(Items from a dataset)
---*---
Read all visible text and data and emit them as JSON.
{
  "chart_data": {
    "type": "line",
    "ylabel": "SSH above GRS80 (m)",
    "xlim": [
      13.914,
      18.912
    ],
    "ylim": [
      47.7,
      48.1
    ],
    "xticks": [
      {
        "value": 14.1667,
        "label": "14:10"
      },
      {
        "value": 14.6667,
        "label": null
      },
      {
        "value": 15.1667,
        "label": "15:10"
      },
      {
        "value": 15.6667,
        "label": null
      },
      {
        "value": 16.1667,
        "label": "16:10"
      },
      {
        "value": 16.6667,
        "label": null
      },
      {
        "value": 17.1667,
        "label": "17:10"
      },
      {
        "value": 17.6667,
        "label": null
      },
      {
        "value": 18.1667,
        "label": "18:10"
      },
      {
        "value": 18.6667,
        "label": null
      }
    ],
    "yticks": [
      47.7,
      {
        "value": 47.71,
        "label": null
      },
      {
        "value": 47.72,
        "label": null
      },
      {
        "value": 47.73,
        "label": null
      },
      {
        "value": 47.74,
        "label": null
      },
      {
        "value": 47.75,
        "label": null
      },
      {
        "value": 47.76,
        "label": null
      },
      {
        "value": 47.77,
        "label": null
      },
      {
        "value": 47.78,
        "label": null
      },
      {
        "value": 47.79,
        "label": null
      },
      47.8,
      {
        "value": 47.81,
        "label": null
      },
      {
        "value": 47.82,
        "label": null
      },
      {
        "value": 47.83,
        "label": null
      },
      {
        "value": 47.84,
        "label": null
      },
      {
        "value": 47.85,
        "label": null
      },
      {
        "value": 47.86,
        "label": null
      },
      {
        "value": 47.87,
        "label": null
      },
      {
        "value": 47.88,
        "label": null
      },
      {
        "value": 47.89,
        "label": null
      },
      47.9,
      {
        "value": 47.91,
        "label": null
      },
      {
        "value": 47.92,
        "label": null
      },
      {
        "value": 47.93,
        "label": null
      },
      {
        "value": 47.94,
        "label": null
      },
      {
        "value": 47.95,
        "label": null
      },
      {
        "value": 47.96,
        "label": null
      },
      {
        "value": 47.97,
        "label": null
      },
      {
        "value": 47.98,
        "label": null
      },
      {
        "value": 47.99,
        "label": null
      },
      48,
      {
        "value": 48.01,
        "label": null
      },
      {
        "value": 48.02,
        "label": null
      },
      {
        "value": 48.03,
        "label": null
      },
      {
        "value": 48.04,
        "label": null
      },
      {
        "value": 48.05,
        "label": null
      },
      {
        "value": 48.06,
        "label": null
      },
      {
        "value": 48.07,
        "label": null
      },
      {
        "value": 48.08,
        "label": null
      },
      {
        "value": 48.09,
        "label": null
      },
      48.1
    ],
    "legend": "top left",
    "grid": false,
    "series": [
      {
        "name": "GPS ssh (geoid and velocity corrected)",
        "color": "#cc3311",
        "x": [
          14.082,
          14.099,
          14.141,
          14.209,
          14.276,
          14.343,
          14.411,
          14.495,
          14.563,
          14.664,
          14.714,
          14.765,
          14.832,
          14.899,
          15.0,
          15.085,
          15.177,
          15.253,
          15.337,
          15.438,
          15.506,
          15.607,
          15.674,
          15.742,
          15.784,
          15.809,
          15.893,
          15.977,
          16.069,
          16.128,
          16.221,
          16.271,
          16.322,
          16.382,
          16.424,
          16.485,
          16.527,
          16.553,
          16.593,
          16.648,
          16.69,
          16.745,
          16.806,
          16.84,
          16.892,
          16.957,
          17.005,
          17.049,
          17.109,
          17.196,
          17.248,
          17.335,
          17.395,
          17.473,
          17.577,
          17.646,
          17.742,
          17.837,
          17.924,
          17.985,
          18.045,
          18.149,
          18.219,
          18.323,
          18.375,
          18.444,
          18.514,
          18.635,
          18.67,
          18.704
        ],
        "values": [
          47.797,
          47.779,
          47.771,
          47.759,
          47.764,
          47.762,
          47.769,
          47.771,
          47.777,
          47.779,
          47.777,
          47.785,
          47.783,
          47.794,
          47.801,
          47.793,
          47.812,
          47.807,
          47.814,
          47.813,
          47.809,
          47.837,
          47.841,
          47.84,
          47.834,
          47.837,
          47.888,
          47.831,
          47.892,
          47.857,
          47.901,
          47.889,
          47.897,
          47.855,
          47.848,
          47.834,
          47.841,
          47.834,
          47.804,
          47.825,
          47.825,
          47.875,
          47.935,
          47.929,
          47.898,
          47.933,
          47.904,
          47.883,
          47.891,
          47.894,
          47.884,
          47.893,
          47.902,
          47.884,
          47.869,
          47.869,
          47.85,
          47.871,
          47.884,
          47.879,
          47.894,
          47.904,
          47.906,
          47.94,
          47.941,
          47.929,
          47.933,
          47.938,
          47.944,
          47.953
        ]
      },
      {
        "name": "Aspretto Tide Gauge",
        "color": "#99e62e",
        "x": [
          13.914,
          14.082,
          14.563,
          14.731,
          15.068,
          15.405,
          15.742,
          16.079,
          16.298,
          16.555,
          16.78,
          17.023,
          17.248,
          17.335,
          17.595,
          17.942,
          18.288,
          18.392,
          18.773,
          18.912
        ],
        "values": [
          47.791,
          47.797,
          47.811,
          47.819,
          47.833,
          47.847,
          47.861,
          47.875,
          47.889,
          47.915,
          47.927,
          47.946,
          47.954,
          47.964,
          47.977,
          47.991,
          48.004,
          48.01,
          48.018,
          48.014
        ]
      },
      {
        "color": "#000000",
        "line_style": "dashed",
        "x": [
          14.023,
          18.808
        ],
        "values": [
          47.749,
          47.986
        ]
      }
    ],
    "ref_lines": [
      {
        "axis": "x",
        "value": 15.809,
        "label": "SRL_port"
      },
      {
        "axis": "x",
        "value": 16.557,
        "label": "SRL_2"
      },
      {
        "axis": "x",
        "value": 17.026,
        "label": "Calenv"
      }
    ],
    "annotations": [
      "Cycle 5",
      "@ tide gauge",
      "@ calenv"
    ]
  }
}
---*---
Gather each line from the entries above that includes the word "name".

        "name": "GPS ssh (geoid and velocity corrected)",
        "name": "Aspretto Tide Gauge",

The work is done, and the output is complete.